- THE TASK
Only a number is wanted: how many lines in the listing contain the word "Marvin"?

- INFORMATION SHOWN
#####

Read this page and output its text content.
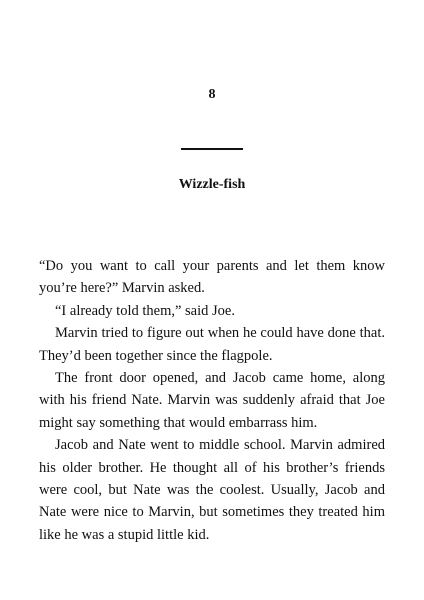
8
Wizzle-fish

“Do you want to call your parents and let them know you’re here?” Marvin asked.

“I already told them,” said Joe.

Marvin tried to figure out when he could have done that. They’d been together since the flagpole.

The front door opened, and Jacob came home, along with his friend Nate. Marvin was suddenly afraid that Joe might say something that would embarrass him.

Jacob and Nate went to middle school. Marvin admired his older brother. He thought all of his brother’s friends were cool, but Nate was the coolest. Usually, Jacob and Nate were nice to Marvin, but sometimes they treated him like he was a stupid little kid.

#####

- RESPONSE
4